Input material:

******

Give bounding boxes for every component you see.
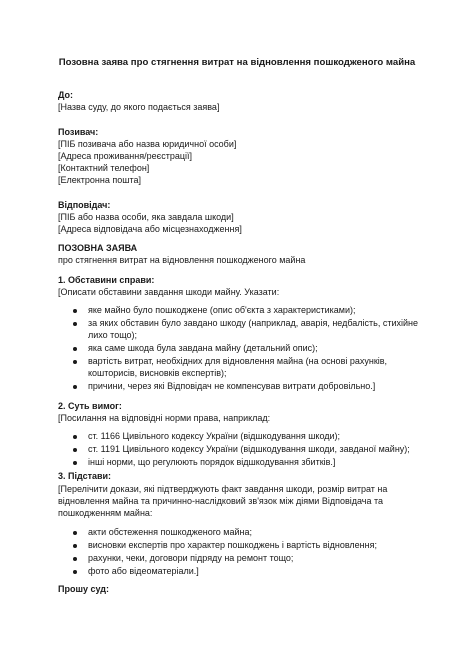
plaintiff-label: Позивач: — [58, 127, 99, 137]
bullet — [73, 385, 77, 389]
defendant-label: Відповідач: — [58, 200, 111, 210]
list-item: інші норми, що регулюють порядок відшкодування збитків.] — [88, 457, 336, 467]
list-item: за яких обставин було завдано шкоду (наприклад, аварія, недбалість, стихійне — [88, 318, 419, 328]
section-2-intro: [Посилання на відповідні норми права, наприклад: — [58, 413, 271, 423]
list-item: вартість витрат, необхідних для відновлення майна (на основі рахунків, — [88, 356, 388, 366]
bullet — [73, 544, 77, 548]
bullet — [73, 557, 77, 561]
list-item: ст. 1166 Цивільного кодексу України (відшкодування шкоди); — [88, 431, 341, 441]
list-item: рахунки, чеки, договори підряду на ремонт тощо; — [88, 553, 294, 563]
plaintiff-line: [Електронна пошта] — [58, 175, 142, 185]
defendant-line: [ПІБ або назва особи, яка завдала шкоди] — [58, 212, 234, 222]
list-item: яка саме шкода була завдана майну (детальний опис); — [88, 343, 318, 353]
bullet — [73, 360, 77, 364]
plaintiff-line: [Контактний телефон] — [58, 163, 150, 173]
bullet — [73, 531, 77, 535]
plaintiff-line: [Адреса проживання/реєстрації] — [58, 151, 192, 161]
bullet — [73, 570, 77, 574]
list-item: причини, через які Відповідач не компенсував витрати добровільно.] — [88, 381, 376, 391]
section-3-intro: пошкодженням майна: — [58, 508, 153, 518]
document-title: Позовна заява про стягнення витрат на відновлення пошкодженого майна — [58, 57, 416, 68]
list-item: фото або відеоматеріали.] — [88, 566, 199, 576]
list-item: яке майно було пошкоджене (опис об'єкта з характеристиками); — [88, 305, 356, 315]
section-3-intro: відновлення майна та причинно-наслідковий зв'язок між діями Відповідача та — [58, 496, 384, 506]
list-item: ст. 1191 Цивільного кодексу України (відшкодування шкоди, завданої майну); — [88, 444, 410, 454]
section-1-intro: [Описати обставини завдання шкоди майну. Указати: — [58, 287, 280, 297]
claim-subheading: про стягнення витрат на відновлення пошкодженого майна — [58, 255, 306, 265]
plaintiff-line: [ПІБ позивача або назва юридичної особи] — [58, 139, 237, 149]
to-label: До: — [58, 90, 74, 100]
section-2-heading: 2. Суть вимог: — [58, 401, 122, 411]
list-item: акти обстеження пошкодженого майна; — [88, 527, 253, 537]
bullet — [73, 448, 77, 452]
to-line: [Назва суду, до якого подається заява] — [58, 102, 220, 112]
defendant-line: [Адреса відповідача або місцезнаходження] — [58, 224, 242, 234]
list-item: висновки експертів про характер пошкоджень і вартість відновлення; — [88, 540, 377, 550]
list-item-continued: кошторисів, висновків експертів); — [88, 368, 227, 378]
section-3-intro: [Перелічити докази, які підтверджують факт завдання шкоди, розмір витрат на — [58, 484, 388, 494]
bullet — [73, 322, 77, 326]
claim-heading: ПОЗОВНА ЗАЯВА — [58, 243, 138, 253]
bullet — [73, 435, 77, 439]
request-heading: Прошу суд: — [58, 584, 109, 594]
bullet — [73, 347, 77, 351]
section-1-heading: 1. Обставини справи: — [58, 275, 155, 285]
bullet — [73, 309, 77, 313]
bullet — [73, 461, 77, 465]
section-3-heading: 3. Підстави: — [58, 471, 112, 481]
list-item-continued: лихо тощо); — [88, 330, 138, 340]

******

Problem statement:
Update the records so that each "bullet" becomes "marker" and every other line stays the same. Leave the pictures out of the answer.

Response to this exercise:
Give bounding boxes for every component you see.
plaintiff-label: Позивач: — [58, 127, 99, 137]
marker — [73, 385, 77, 389]
defendant-label: Відповідач: — [58, 200, 111, 210]
list-item: інші норми, що регулюють порядок відшкодування збитків.] — [88, 457, 336, 467]
list-item: за яких обставин було завдано шкоду (наприклад, аварія, недбалість, стихійне — [88, 318, 419, 328]
section-2-intro: [Посилання на відповідні норми права, наприклад: — [58, 413, 271, 423]
list-item: вартість витрат, необхідних для відновлення майна (на основі рахунків, — [88, 356, 388, 366]
marker — [73, 544, 77, 548]
marker — [73, 557, 77, 561]
list-item: ст. 1166 Цивільного кодексу України (відшкодування шкоди); — [88, 431, 341, 441]
list-item: рахунки, чеки, договори підряду на ремонт тощо; — [88, 553, 294, 563]
plaintiff-line: [Електронна пошта] — [58, 175, 142, 185]
defendant-line: [ПІБ або назва особи, яка завдала шкоди] — [58, 212, 234, 222]
list-item: яка саме шкода була завдана майну (детальний опис); — [88, 343, 318, 353]
marker — [73, 360, 77, 364]
plaintiff-line: [Контактний телефон] — [58, 163, 150, 173]
marker — [73, 531, 77, 535]
plaintiff-line: [Адреса проживання/реєстрації] — [58, 151, 192, 161]
marker — [73, 570, 77, 574]
list-item: причини, через які Відповідач не компенсував витрати добровільно.] — [88, 381, 376, 391]
section-3-intro: пошкодженням майна: — [58, 508, 153, 518]
document-title: Позовна заява про стягнення витрат на відновлення пошкодженого майна — [58, 57, 416, 68]
list-item: фото або відеоматеріали.] — [88, 566, 199, 576]
list-item: яке майно було пошкоджене (опис об'єкта з характеристиками); — [88, 305, 356, 315]
section-3-intro: відновлення майна та причинно-наслідковий зв'язок між діями Відповідача та — [58, 496, 384, 506]
list-item: ст. 1191 Цивільного кодексу України (відшкодування шкоди, завданої майну); — [88, 444, 410, 454]
section-1-intro: [Описати обставини завдання шкоди майну. Указати: — [58, 287, 280, 297]
claim-subheading: про стягнення витрат на відновлення пошкодженого майна — [58, 255, 306, 265]
plaintiff-line: [ПІБ позивача або назва юридичної особи] — [58, 139, 237, 149]
to-label: До: — [58, 90, 74, 100]
section-2-heading: 2. Суть вимог: — [58, 401, 122, 411]
list-item: акти обстеження пошкодженого майна; — [88, 527, 253, 537]
marker — [73, 448, 77, 452]
to-line: [Назва суду, до якого подається заява] — [58, 102, 220, 112]
defendant-line: [Адреса відповідача або місцезнаходження] — [58, 224, 242, 234]
list-item: висновки експертів про характер пошкоджень і вартість відновлення; — [88, 540, 377, 550]
list-item-continued: кошторисів, висновків експертів); — [88, 368, 227, 378]
section-3-intro: [Перелічити докази, які підтверджують факт завдання шкоди, розмір витрат на — [58, 484, 388, 494]
marker — [73, 322, 77, 326]
claim-heading: ПОЗОВНА ЗАЯВА — [58, 243, 138, 253]
marker — [73, 435, 77, 439]
request-heading: Прошу суд: — [58, 584, 109, 594]
marker — [73, 347, 77, 351]
section-1-heading: 1. Обставини справи: — [58, 275, 155, 285]
marker — [73, 309, 77, 313]
marker — [73, 461, 77, 465]
section-3-heading: 3. Підстави: — [58, 471, 112, 481]
list-item-continued: лихо тощо); — [88, 330, 138, 340]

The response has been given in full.